Directions —
Pull out from the material below all lines with "JSON".

(Records that describe figures)
^^^^^^^^

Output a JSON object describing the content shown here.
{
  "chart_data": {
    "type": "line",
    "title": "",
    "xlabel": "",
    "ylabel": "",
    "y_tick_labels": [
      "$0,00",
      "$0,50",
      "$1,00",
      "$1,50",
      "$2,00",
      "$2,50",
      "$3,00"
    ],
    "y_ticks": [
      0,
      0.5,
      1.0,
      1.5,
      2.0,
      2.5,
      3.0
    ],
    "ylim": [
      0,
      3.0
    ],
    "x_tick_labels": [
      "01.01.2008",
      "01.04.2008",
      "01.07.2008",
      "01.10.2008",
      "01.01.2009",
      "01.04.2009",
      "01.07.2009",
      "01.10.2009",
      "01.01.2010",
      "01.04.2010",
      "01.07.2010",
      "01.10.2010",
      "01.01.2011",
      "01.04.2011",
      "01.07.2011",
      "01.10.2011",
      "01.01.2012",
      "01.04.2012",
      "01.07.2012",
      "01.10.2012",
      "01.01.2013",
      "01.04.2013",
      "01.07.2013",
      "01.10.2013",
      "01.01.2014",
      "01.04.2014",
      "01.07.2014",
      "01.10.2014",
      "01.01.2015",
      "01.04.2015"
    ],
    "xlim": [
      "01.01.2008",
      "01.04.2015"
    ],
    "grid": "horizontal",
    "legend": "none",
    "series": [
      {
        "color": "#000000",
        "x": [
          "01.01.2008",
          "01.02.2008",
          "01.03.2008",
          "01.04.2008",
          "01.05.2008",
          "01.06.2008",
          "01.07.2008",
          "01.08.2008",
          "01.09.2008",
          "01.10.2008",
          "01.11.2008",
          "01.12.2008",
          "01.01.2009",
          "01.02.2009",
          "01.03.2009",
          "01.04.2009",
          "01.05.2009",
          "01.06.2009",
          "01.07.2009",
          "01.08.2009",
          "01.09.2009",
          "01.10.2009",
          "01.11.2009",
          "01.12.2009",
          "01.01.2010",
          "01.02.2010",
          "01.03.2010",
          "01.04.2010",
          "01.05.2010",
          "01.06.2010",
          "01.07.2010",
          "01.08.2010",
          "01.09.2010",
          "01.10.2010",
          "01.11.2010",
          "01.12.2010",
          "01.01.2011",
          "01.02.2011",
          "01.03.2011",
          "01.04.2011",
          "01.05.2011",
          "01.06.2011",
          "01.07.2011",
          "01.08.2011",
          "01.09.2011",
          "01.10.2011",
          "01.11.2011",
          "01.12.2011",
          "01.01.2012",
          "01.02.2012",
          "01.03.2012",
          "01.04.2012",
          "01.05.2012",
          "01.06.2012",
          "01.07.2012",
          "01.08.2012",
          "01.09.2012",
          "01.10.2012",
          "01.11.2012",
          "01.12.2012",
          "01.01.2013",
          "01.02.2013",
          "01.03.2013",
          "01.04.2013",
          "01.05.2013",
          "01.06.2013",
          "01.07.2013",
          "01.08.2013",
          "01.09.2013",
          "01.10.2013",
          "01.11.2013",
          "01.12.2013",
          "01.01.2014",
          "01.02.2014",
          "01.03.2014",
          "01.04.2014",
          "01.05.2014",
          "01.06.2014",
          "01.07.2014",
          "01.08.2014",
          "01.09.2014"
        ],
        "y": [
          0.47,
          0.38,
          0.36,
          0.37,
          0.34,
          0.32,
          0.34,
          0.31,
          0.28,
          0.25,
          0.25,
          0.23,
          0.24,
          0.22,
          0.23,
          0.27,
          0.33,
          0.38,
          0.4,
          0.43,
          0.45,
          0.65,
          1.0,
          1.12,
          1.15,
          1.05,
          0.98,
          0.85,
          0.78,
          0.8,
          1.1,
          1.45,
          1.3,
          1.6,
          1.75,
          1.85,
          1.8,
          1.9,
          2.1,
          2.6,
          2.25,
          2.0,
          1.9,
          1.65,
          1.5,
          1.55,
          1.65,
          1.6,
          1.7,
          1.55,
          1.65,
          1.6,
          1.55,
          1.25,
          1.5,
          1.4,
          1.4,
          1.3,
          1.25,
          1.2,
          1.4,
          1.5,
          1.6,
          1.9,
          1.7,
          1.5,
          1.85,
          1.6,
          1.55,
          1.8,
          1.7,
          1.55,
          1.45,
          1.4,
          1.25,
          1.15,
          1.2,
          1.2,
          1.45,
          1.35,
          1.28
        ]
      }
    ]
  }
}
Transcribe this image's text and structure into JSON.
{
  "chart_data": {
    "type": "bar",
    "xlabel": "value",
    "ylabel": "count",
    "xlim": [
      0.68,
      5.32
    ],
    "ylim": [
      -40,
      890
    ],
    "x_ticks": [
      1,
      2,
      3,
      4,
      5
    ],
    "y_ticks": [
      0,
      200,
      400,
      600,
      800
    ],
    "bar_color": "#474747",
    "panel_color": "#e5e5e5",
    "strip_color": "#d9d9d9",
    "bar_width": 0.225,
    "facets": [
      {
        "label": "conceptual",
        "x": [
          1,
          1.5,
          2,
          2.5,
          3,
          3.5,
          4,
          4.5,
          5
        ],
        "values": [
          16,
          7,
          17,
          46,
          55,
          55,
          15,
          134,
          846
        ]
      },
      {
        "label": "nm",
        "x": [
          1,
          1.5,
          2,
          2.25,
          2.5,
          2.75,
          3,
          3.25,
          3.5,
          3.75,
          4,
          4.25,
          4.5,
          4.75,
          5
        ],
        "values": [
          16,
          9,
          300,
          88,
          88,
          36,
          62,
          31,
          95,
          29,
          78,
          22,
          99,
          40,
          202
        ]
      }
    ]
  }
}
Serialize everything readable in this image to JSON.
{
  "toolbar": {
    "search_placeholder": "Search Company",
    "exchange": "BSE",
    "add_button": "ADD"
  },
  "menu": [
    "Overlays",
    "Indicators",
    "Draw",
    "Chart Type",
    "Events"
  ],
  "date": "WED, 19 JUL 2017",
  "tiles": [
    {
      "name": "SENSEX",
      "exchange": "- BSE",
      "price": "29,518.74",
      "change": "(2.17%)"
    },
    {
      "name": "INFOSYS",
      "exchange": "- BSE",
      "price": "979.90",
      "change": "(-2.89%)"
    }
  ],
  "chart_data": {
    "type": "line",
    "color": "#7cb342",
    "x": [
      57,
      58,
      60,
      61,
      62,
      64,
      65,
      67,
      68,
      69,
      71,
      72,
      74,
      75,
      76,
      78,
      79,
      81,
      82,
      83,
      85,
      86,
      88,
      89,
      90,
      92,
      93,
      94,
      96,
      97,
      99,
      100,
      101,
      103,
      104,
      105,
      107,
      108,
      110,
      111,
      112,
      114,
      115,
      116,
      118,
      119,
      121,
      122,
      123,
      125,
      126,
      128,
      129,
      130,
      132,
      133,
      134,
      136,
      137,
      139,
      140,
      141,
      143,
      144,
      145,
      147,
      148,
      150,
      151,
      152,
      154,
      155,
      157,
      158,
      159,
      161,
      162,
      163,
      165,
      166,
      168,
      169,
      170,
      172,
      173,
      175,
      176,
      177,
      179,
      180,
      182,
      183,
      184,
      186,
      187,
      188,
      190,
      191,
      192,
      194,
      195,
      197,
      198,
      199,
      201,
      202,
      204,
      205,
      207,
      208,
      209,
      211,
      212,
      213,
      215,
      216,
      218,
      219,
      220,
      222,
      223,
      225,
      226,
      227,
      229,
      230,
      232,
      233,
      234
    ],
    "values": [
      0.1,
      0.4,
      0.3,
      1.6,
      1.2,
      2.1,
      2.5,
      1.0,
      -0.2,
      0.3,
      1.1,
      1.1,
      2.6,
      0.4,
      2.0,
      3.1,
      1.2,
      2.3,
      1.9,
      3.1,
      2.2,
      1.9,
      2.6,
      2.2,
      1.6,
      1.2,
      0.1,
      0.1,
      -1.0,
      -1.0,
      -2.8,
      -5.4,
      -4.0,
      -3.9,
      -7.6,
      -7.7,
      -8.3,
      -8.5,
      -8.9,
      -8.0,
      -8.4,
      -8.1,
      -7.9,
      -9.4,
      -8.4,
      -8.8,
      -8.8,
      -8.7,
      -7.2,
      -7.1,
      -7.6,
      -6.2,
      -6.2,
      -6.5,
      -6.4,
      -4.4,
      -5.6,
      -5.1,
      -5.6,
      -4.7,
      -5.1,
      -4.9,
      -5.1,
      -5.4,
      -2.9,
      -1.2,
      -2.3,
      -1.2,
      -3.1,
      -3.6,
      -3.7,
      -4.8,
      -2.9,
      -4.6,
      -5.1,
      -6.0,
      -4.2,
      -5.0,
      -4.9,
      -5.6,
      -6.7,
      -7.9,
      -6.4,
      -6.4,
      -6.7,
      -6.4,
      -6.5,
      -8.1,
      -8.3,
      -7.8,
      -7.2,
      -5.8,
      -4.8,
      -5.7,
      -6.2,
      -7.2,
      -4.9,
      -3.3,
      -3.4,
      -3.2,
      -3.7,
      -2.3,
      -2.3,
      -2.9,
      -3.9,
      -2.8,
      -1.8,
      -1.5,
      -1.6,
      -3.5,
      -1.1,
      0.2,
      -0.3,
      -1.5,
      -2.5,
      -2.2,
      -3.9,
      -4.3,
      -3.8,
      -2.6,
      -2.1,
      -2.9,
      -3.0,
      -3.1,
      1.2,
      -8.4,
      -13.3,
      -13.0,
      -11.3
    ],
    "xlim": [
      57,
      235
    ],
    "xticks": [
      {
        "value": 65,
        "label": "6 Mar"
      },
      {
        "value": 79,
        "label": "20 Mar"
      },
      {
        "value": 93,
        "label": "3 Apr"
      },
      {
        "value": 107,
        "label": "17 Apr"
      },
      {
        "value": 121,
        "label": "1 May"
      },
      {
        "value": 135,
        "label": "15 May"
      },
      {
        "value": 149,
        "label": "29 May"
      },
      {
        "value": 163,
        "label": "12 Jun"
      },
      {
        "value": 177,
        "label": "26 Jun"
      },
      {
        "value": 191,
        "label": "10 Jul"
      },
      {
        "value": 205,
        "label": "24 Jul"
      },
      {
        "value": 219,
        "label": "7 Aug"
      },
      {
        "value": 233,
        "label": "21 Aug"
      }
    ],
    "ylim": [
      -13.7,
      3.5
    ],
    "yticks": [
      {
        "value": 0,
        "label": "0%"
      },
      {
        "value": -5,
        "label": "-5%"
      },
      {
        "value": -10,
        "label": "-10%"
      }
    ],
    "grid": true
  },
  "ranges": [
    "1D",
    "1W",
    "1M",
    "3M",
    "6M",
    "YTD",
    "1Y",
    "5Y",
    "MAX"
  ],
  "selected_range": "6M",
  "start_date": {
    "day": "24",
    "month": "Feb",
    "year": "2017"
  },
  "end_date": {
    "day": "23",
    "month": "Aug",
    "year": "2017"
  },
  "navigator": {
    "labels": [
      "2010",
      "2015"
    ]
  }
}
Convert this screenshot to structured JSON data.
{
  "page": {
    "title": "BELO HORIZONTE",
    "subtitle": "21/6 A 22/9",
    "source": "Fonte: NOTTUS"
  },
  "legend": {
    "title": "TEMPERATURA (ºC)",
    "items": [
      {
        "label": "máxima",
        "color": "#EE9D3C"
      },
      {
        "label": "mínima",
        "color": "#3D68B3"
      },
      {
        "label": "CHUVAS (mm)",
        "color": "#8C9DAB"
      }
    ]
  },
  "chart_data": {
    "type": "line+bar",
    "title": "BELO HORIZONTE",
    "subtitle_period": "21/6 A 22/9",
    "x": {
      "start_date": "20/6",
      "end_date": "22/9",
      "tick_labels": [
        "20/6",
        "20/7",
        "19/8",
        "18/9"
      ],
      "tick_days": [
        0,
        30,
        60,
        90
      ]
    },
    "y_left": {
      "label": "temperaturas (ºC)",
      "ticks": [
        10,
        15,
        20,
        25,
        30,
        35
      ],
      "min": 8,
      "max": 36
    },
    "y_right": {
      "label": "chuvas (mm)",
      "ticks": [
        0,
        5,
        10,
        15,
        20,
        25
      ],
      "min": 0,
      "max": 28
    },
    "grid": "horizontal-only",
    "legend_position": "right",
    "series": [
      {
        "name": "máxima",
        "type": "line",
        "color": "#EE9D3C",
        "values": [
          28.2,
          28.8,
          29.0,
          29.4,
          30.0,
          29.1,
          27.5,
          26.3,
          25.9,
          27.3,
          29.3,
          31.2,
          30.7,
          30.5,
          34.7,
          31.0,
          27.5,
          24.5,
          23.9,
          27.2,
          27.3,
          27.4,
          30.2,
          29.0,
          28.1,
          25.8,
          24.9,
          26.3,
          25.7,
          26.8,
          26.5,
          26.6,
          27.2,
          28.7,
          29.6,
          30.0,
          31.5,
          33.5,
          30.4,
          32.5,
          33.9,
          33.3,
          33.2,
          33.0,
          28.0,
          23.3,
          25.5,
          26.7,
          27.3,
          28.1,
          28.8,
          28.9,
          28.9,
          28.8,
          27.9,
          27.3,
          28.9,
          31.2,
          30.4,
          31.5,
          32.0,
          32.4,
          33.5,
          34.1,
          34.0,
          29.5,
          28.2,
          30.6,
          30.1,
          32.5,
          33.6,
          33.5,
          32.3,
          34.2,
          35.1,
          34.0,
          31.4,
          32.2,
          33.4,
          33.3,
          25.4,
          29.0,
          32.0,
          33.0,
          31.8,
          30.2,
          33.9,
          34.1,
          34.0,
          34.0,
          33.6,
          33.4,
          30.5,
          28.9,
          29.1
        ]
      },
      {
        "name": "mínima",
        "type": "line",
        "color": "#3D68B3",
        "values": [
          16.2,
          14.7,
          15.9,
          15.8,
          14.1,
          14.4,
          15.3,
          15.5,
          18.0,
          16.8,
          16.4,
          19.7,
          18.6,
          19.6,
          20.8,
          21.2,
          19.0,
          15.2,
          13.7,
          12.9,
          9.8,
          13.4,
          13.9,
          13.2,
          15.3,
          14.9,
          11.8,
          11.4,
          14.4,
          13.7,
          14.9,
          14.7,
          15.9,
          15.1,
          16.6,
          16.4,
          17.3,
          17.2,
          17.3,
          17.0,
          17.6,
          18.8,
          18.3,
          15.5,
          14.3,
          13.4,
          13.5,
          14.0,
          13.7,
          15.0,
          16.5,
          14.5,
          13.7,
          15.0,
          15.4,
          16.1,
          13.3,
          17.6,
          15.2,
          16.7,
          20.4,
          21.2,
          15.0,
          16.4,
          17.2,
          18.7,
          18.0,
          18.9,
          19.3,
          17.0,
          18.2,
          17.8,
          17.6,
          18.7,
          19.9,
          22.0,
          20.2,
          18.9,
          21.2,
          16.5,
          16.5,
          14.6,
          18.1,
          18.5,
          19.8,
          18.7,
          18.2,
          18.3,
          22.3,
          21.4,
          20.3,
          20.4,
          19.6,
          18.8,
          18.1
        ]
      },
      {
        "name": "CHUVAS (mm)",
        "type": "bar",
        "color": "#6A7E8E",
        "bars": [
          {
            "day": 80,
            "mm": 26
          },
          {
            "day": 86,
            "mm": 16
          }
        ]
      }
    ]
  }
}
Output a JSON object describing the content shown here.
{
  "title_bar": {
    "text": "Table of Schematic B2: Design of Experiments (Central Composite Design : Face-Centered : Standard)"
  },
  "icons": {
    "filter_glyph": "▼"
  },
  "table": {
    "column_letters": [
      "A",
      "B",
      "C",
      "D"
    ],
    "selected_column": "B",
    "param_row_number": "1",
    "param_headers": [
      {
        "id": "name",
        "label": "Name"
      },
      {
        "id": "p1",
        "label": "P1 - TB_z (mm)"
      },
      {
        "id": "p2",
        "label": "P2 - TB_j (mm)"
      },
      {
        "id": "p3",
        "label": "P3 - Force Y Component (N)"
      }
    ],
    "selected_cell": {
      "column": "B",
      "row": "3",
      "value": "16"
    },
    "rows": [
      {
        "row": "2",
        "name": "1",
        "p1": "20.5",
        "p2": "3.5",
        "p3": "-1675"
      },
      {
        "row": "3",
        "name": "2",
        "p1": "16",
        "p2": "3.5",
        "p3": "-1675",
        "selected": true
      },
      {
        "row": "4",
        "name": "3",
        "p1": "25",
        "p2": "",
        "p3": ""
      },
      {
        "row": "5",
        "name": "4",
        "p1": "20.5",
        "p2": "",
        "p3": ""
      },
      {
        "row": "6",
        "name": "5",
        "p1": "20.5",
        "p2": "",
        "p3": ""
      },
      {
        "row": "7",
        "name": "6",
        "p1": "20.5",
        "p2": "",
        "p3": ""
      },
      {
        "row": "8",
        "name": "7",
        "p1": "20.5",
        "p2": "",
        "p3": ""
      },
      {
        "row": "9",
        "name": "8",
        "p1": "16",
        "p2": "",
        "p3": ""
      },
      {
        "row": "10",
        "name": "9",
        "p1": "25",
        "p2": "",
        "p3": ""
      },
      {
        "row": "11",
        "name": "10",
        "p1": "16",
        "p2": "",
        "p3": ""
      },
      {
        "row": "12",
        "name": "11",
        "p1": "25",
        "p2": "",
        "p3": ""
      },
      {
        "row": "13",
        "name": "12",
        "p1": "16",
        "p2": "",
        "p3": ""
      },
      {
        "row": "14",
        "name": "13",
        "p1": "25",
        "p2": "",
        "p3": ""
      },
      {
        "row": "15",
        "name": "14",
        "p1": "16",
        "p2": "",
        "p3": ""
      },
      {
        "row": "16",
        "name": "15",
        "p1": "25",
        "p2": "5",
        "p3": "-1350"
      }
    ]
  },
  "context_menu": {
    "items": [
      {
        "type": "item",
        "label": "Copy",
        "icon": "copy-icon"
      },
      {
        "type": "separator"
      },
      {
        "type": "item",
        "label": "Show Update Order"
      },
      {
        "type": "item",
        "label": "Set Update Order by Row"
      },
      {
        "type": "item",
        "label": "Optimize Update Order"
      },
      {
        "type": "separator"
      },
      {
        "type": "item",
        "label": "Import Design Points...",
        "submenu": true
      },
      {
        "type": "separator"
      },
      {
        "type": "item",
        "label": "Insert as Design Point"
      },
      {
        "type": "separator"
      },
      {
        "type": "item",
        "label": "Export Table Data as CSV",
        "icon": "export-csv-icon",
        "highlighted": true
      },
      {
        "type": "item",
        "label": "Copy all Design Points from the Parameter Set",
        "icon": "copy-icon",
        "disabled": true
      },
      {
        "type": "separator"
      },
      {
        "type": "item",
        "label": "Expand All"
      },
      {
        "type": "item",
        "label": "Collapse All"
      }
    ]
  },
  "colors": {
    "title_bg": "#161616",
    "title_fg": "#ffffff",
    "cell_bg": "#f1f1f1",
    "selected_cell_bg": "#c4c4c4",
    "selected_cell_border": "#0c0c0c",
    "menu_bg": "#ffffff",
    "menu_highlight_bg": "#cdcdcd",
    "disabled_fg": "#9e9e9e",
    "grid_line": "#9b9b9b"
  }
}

^^^^^^^^

Written solution —
Output a JSON object describing the content shown here.
Transcribe this image's text and structure into JSON.
Serialize everything readable in this image to JSON.
Convert this screenshot to structured JSON data.
Output a JSON object describing the content shown here.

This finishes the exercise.